EXTRACT PROVIDED:
+---+

Fisherfolk calls Cimatu’s order on protected areas “anti-environment”

Fisherfolk calls Cimatu’s order on protected areas “anti-environment”

PHILIPPINES-IRAQ-DEFENCE
Retired armed forces chief, Roy Cimatu (L), head of the Philippines’ Iraqi crisis management team, confers with National Security Adviser Roilo Golez during a briefing at the National Security Council in suburban Quezon, north of Manila, 11 March 2003. Cimatu has instructed the Philippine embassy staff in Baghdad to relocated to Amman in Jordan amid signs of an imminent US-led war on Iraq. AFP PHOTO/JAY DIRECTO / AFP PHOTO / JAY DIRECTO

Manila, Philippines – Environment Secretary Roy Cimatu has earned the ire of the activist fisherfolk group Pambansang Lakas ng Kilusang Mamamalakaya ng Pilipinas (PAMALAKAYA-Pilipinas) over the resumption of the special use agreement for protected areas (SAPA), saying this opens the floodgates for environmental destruction to the country’s pristine protected areas.

SAPA allows protected areas such as strict nature reserve, natural park, natural monument, wildlife sanctuary, protected landscapes and seascapes to be used for agroforestry, ecotourism, communication and power facilities, irrigation canals, aquaculture, and for weather and other scientific monitoring facilities.

The Department of Environment and Natural Resources (DENR) in 2011 suspended the issuance of SAPA.

In a statement, PAMALAKAYA National Chairperson Fernando Hicap said the lifting of the suspension of SAPA lays open our preserved areas such as forest and marine zones to corporate activities that pose environmental disaster.

+---+

Spatial annotation entries
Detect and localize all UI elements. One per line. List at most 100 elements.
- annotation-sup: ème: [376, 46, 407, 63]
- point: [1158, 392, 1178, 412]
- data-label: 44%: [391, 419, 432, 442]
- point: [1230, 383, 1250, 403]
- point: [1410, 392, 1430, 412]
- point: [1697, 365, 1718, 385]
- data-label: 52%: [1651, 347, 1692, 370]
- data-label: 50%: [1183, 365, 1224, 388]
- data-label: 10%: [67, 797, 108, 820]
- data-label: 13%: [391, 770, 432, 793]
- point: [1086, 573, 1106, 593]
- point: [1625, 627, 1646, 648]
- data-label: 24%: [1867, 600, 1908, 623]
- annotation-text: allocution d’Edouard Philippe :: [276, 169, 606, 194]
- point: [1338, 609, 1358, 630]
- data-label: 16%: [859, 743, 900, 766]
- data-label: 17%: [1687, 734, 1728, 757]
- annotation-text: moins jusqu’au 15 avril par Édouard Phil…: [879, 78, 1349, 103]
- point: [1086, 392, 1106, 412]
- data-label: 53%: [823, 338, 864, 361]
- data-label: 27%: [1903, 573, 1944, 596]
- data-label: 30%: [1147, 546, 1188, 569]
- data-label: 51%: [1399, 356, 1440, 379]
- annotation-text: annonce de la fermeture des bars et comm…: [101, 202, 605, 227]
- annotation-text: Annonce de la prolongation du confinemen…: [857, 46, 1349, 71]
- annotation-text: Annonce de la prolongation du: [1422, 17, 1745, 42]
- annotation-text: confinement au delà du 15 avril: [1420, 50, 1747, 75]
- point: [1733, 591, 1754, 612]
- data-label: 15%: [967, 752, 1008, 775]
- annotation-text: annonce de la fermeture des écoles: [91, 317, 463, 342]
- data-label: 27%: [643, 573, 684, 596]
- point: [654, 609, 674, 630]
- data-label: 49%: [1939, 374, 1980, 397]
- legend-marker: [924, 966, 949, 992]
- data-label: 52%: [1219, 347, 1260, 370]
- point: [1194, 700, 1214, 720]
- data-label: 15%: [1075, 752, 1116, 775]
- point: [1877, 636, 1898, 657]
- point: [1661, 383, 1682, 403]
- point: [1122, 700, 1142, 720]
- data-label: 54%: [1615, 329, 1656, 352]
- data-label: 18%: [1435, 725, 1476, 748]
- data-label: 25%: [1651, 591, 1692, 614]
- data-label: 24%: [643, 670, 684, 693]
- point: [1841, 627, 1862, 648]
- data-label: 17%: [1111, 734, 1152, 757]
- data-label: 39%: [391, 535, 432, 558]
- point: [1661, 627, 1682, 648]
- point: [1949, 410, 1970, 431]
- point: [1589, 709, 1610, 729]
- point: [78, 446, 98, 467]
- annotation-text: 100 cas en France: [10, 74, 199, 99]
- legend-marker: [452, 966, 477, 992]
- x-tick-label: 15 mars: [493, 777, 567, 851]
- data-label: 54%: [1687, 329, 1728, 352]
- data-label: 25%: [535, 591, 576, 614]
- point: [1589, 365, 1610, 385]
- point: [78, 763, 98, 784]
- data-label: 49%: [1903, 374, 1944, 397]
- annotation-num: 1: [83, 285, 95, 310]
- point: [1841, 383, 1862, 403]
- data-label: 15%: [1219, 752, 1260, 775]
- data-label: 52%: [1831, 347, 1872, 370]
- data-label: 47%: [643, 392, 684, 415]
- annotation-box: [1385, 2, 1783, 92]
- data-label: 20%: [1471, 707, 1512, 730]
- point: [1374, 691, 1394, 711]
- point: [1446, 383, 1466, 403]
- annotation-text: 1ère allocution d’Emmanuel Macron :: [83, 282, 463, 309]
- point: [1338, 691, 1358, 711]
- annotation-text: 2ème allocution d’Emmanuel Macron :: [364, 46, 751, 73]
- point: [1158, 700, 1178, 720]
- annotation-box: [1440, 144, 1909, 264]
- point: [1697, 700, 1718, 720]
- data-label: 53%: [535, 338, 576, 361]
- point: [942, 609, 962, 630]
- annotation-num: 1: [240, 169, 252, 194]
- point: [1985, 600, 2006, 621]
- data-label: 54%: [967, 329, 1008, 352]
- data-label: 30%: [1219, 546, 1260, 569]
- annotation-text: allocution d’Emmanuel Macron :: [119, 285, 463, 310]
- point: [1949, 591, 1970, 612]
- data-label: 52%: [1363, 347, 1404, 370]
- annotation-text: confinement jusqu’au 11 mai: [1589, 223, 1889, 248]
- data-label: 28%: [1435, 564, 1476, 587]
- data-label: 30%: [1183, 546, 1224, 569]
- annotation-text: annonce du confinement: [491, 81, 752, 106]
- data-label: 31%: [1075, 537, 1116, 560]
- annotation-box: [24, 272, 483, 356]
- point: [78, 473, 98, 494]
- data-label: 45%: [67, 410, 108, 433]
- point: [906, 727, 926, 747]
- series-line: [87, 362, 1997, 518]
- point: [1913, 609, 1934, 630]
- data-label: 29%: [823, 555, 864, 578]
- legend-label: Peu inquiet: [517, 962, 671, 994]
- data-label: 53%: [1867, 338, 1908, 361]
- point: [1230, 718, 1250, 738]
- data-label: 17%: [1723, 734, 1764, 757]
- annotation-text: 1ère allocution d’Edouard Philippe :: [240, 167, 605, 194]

+---+

PROBLEMS TO SOLVE:
A. From the article on the fisherfolk group and Cimatu's order, repeat the part that opens with the words containing "SAPA allows protected" and closes with "issuance of SAPA.".
B. Go on with the article on the fisherfolk group's objection to Cimatu's order, picking up after its last sentence.
The items have nothing to do with the article on the fisherfolk group and Cimatu's order.

TASK-BY-TASK OUTPUTS:
A.
SAPA allows protected areas such as strict nature reserve, natural park, natural monument, wildlife sanctuary, protected landscapes and seascapes to be used for agroforestry, ecotourism, communication and power facilities, irrigation canals, aquaculture, and for weather and other scientific monitoring facilities.

The Department of Environment and Natural Resources (DENR) in 2011 suspended the issuance of SAPA.

B.
With the resumption of issuance of SAPA, protected areas will be more vulnerable to various forms of corporate plunder embedded with environmental destruction. It will further the conversion of preserved marine areas into mere ecotourism zones and private aquaculture farms,”

“What Cimatu did was far from being a top environment chief for exposing delicate protected areas to unrestrained commercialization and privatization. He is now actually the number one destroyer of our environment, being an instrument of environmental plunderers to legally carry out large-scale projects at the expense of our environment and socio-economic lives of grassroots stakeholders such as fisherfolk and farmers,” Fernando Hicap, PAMALAKAYA Chairperson said in a statement.

As of 2013, there were 240 protected areas covering 4.07 million hectares of terrestrial areas and 1.38 million hectares of marine areas managed by the National Integrated Protected Areas System (NIPAS) under the DENR.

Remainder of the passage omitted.